• _Exercise objective_: Scan the lines below for the string "name" and copy every one that has it.

• • • • •

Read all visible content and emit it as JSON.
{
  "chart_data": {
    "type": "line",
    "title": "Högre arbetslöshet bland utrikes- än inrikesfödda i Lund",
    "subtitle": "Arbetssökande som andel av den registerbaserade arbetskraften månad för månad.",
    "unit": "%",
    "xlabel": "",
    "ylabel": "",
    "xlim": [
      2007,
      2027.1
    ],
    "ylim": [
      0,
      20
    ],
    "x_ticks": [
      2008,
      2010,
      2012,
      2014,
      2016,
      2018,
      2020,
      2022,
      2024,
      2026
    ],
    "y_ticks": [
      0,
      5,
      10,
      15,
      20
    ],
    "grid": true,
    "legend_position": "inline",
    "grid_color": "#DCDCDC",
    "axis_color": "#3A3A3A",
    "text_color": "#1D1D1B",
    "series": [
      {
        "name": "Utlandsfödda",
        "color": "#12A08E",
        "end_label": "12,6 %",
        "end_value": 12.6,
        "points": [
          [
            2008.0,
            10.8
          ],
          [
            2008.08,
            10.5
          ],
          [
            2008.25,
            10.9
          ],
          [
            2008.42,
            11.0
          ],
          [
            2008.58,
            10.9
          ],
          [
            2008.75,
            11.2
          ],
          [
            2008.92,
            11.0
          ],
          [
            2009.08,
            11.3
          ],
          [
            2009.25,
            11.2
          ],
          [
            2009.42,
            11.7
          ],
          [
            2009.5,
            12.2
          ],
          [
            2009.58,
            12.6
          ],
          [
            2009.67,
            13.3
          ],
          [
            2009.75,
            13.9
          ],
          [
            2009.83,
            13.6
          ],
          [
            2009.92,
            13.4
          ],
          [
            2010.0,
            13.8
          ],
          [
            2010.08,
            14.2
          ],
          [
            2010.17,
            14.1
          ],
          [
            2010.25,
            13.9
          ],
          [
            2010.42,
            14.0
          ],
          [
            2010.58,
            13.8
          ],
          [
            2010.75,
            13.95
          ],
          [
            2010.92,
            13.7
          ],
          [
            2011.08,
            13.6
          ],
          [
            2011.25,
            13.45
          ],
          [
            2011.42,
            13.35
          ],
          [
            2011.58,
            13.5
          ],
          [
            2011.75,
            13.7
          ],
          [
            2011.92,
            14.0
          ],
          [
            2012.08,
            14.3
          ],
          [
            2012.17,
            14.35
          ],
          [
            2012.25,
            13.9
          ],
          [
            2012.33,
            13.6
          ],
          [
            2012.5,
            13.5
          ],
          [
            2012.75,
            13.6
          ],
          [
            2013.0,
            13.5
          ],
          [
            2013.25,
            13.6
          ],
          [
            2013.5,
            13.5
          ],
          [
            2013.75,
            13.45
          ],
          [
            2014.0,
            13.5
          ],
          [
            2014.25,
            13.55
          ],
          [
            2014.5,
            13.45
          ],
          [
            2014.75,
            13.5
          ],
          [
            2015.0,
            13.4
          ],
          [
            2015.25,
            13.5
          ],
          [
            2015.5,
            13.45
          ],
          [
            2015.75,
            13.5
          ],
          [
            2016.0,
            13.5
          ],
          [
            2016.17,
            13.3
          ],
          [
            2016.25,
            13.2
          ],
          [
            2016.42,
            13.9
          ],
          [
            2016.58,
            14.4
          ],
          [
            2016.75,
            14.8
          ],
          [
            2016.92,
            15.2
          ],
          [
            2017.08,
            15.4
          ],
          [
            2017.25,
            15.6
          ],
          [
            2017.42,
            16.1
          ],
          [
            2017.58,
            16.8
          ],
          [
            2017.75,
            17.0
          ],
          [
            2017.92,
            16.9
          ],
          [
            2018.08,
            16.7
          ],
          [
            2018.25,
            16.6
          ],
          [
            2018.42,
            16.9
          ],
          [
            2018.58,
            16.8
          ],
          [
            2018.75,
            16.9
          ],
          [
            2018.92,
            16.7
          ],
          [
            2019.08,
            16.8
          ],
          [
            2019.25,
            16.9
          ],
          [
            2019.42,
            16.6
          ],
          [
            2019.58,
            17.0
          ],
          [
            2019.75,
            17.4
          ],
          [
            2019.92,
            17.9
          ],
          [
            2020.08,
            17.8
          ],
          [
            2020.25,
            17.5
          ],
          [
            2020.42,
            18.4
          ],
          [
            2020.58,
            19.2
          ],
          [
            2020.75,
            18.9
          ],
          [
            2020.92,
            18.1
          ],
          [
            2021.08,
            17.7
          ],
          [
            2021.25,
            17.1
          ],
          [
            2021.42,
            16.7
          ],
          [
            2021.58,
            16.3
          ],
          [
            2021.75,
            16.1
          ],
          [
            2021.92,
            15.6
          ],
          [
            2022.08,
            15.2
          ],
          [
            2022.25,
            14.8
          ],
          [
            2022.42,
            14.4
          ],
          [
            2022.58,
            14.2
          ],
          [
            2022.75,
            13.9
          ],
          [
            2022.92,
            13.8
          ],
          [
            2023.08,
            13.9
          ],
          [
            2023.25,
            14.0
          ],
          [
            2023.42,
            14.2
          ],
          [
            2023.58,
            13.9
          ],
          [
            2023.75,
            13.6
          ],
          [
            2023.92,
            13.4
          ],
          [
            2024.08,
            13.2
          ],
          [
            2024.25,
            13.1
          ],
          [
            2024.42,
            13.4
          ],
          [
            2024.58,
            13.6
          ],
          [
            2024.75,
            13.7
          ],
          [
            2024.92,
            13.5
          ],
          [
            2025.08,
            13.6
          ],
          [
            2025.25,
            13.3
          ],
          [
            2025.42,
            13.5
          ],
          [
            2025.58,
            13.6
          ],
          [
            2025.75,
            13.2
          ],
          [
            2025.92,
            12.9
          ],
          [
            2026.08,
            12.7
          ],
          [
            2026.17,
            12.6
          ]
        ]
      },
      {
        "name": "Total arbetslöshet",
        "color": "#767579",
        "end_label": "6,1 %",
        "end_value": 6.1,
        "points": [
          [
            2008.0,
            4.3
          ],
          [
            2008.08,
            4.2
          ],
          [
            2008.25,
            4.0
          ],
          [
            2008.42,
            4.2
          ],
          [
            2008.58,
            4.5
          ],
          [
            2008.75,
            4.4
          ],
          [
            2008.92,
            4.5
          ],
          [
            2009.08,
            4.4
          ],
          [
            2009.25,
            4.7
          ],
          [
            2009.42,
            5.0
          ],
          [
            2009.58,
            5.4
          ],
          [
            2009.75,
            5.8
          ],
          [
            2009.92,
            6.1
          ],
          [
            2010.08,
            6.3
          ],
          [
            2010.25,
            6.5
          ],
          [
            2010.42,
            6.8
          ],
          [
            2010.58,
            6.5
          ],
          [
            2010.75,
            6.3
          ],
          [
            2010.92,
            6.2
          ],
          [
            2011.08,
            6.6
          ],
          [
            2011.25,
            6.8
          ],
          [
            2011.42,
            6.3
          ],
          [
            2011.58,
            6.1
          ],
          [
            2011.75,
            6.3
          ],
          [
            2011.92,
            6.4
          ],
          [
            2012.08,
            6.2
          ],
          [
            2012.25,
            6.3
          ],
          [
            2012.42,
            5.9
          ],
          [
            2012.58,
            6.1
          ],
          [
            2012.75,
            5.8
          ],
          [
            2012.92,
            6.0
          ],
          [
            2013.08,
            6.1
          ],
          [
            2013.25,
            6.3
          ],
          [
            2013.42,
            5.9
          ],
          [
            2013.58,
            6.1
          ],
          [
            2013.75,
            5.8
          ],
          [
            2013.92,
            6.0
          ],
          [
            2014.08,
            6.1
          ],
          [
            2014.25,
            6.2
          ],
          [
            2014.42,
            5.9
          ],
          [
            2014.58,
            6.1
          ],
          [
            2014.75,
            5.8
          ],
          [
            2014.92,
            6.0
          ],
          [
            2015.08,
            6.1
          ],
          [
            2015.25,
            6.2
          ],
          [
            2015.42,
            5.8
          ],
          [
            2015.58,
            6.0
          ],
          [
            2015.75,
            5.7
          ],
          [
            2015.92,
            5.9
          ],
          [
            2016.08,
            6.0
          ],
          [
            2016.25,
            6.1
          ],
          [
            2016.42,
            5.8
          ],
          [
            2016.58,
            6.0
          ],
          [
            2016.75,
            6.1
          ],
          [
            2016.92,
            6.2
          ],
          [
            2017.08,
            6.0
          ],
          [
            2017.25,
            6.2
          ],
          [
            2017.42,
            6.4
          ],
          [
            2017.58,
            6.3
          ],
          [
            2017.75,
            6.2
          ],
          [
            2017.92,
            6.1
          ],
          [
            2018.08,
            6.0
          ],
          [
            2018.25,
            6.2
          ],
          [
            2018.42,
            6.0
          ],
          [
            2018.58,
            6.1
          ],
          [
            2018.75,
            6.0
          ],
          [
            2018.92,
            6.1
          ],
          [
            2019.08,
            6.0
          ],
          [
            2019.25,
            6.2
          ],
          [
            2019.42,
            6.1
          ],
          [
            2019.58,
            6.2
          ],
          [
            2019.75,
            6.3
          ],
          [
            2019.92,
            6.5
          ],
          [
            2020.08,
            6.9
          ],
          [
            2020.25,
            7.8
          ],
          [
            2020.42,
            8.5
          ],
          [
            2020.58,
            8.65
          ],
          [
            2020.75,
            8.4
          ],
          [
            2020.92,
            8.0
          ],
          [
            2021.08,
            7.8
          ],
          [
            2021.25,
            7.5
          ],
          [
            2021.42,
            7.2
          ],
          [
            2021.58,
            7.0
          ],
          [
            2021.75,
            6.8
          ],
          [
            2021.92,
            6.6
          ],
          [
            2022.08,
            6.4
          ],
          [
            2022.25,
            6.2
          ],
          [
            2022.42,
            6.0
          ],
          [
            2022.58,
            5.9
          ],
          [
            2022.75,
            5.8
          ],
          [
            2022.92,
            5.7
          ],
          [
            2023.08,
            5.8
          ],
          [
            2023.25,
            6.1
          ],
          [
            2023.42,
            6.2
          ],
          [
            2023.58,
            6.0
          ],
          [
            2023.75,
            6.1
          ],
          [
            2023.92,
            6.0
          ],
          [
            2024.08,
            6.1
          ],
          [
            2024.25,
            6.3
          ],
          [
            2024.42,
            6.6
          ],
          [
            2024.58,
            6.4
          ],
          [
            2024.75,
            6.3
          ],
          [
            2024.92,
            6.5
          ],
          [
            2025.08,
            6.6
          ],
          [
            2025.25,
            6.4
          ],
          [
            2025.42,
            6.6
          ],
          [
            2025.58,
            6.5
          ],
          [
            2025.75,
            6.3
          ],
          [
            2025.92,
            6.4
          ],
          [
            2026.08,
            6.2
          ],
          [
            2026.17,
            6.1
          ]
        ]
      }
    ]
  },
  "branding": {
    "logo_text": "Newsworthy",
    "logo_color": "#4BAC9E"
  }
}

• • • • •

• _Problem solution_:
        "name": "Utlandsfödda",
        "name": "Total arbetslöshet",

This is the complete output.